* _Stated problem_
Find every line in the listing below that contains the string "portion", and copy each of those lines in full. Case counts.

begin

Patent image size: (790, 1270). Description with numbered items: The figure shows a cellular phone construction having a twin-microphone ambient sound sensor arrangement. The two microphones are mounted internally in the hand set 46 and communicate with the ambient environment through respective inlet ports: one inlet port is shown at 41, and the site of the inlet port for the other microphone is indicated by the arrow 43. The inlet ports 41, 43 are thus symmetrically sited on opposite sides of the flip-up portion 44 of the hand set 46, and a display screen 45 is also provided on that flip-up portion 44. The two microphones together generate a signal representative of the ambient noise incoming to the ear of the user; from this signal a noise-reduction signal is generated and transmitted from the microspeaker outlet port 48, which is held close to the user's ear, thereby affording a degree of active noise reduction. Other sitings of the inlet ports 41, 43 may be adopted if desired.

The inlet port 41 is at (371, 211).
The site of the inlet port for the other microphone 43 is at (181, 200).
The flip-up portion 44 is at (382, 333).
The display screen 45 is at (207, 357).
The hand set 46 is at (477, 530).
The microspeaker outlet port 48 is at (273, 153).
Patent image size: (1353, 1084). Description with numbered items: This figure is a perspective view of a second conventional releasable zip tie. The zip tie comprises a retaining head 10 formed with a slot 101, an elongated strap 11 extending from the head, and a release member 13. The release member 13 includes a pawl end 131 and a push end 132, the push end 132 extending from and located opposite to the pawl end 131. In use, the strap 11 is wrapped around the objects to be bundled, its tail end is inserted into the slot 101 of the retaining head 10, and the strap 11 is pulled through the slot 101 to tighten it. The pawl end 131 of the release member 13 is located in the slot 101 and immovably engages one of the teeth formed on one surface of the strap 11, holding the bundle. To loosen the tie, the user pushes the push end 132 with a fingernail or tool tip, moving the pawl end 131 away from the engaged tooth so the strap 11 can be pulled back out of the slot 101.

end

* _Result of this task_
Patent image size: (790, 1270). Description with numbered items: The figure shows a cellular phone construction having a twin-microphone ambient sound sensor arrangement. The two microphones are mounted internally in the hand set 46 and communicate with the ambient environment through respective inlet ports: one inlet port is shown at 41, and the site of the inlet port for the other microphone is indicated by the arrow 43. The inlet ports 41, 43 are thus symmetrically sited on opposite sides of the flip-up portion 44 of the hand set 46, and a display screen 45 is also provided on that flip-up portion 44. The two microphones together generate a signal representative of the ambient noise incoming to the ear of the user; from this signal a noise-reduction signal is generated and transmitted from the microspeaker outlet port 48, which is held close to the user's ear, thereby affording a degree of active noise reduction. Other sitings of the inlet ports 41, 43 may be adopted if desired.
The flip-up portion 44 is at (382, 333).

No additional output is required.